__APPLY WHAT YOU READ__
1. Rewrite the typhoon text, beginning at "On Monday, the" and stopping after "some communities inaccessible.", with "communities" changed to "towns" wherever it occurs.
2. Answer these questions using the typhoon text:
(a) How many deaths did the Philippine National Police confirm on Monday?
(b) What is the storm called locally?
(c) What was the storm's highest wind speed?

__TEXT PASSAGE__
The death toll in the Philippines continues to rise days after Super Typhoon Rai made landfall as the fifteenth—and strongest—storm to impact the country this year.
On Monday, the Philippine National Police confirmed 375 people were killed in the storm, while 500 were injured and 56 remain missing.
Super Typhoon Rai, known locally as Odette, made landfall on Thursday in Siargao, part of the Mindanao island group. The storm reached winds of up to 168 mph, making it comparable to a Category 5 hurricane. In total, the typhoon touched down nine times as it swept west across the country, toppling homes and power lines, uprooting trees, and unleashing a deluge of rain over the communities in its path. Nearly half a million people were displaced, according to Al-Jazeera.
Homes, hospitals, schools, and community buildings were ripped to shreds, said the chairman of the Philippine Red Cross, while flooding and landslides have made some communities inaccessible.

__RECORD SET__

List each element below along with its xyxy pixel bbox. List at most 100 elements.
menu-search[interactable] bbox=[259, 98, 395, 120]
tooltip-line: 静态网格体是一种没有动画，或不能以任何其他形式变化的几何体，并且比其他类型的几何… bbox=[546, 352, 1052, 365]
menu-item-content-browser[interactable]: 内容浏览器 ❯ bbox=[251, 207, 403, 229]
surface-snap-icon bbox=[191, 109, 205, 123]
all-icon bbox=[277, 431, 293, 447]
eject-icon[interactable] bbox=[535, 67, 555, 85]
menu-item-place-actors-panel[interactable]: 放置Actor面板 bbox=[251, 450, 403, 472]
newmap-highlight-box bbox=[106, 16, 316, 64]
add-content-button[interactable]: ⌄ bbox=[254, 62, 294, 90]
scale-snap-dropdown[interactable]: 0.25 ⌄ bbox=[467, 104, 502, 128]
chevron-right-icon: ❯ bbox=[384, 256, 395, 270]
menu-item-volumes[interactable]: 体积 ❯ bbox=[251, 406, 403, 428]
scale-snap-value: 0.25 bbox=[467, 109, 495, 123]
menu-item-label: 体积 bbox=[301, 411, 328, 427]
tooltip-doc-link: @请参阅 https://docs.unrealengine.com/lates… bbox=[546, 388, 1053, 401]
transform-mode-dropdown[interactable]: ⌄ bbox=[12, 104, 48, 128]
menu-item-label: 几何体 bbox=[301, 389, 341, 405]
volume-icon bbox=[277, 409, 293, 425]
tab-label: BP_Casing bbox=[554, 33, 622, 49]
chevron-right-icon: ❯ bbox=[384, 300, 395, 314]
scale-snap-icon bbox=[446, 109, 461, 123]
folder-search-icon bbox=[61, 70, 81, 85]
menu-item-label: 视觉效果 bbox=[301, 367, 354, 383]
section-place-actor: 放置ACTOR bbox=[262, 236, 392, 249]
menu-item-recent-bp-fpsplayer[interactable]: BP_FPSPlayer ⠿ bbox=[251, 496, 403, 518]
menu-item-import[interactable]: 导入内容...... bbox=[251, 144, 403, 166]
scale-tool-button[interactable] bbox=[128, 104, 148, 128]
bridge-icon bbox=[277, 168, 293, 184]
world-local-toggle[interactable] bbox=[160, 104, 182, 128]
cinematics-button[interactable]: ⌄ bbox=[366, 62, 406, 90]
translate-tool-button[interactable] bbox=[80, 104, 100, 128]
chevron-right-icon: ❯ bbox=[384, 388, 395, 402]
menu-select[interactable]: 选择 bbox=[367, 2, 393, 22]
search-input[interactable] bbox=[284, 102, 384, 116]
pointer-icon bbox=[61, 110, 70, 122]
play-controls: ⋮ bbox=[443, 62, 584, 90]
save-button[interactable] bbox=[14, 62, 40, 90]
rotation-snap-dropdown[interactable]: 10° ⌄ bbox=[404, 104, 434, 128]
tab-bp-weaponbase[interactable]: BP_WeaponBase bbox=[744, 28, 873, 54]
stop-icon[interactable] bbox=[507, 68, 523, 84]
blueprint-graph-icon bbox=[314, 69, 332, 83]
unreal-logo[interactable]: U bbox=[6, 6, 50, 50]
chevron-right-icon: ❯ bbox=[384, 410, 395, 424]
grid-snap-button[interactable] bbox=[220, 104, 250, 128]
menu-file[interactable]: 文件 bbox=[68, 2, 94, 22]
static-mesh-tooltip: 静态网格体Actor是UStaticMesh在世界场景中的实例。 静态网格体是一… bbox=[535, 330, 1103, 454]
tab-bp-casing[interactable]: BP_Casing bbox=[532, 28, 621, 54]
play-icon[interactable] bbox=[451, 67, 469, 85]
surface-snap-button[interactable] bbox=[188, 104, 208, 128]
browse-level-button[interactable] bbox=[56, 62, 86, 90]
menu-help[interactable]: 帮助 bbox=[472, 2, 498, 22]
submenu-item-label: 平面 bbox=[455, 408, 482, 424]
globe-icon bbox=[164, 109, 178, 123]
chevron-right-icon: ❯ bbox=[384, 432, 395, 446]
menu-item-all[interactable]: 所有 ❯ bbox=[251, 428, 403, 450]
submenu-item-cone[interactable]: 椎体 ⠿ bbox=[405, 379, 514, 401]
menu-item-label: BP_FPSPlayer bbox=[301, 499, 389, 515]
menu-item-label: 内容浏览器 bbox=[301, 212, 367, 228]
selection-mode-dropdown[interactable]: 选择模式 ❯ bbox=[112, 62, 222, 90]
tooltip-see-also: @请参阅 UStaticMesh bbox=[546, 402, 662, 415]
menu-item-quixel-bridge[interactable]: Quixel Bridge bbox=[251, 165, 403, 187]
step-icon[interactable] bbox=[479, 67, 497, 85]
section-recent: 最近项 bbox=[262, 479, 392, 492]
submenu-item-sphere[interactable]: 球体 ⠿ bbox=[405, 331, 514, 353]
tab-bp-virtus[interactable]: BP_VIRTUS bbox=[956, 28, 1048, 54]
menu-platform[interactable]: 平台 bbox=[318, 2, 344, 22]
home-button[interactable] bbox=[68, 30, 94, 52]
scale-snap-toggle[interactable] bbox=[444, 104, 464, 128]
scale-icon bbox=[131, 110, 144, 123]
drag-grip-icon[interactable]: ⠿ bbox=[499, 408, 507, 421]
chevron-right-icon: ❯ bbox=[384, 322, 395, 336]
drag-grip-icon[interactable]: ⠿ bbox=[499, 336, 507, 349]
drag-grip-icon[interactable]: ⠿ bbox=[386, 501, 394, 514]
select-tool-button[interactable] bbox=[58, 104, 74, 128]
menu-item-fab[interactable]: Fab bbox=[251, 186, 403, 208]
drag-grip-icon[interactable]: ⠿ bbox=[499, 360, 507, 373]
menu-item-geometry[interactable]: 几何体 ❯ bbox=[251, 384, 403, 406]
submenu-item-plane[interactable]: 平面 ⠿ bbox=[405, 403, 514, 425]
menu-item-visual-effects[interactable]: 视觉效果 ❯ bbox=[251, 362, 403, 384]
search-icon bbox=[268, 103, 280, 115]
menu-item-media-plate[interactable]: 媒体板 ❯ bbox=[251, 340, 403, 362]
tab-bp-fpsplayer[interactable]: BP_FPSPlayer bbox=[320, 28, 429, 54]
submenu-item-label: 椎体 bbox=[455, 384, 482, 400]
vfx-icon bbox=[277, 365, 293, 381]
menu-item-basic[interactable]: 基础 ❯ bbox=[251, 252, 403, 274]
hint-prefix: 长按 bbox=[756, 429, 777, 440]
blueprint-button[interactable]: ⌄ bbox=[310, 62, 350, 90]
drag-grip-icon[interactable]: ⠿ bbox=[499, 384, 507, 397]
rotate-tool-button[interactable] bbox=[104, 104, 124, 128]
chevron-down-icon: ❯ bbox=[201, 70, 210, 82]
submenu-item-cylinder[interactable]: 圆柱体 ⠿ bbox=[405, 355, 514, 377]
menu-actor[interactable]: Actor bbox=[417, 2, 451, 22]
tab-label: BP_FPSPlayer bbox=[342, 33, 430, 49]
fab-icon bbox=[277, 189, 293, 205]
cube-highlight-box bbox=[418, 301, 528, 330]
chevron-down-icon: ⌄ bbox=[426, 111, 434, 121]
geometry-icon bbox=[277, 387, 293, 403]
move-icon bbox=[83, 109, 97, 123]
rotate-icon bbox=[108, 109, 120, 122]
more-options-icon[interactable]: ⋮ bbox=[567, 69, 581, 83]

__SOLUTIONS TO THE EXERCISE__
1.
On Monday, the Philippine National Police confirmed 375 people were killed in the storm, while 500 were injured and 56 remain missing.
Super Typhoon Rai, known locally as Odette, made landfall on Thursday in Siargao, part of the Mindanao island group. The storm reached winds of up to 168 mph, making it comparable to a Category 5 hurricane. In total, the typhoon touched down nine times as it swept west across the country, toppling homes and power lines, uprooting trees, and unleashing a deluge of rain over the towns in its path. Nearly half a million people were displaced, according to Al-Jazeera.
Homes, hospitals, schools, and community buildings were ripped to shreds, said the chairman of the Philippine Red Cross, while flooding and landslides have made some towns inaccessible.

2.
(a) 375
(b) Odette
(c) Up to 168 mph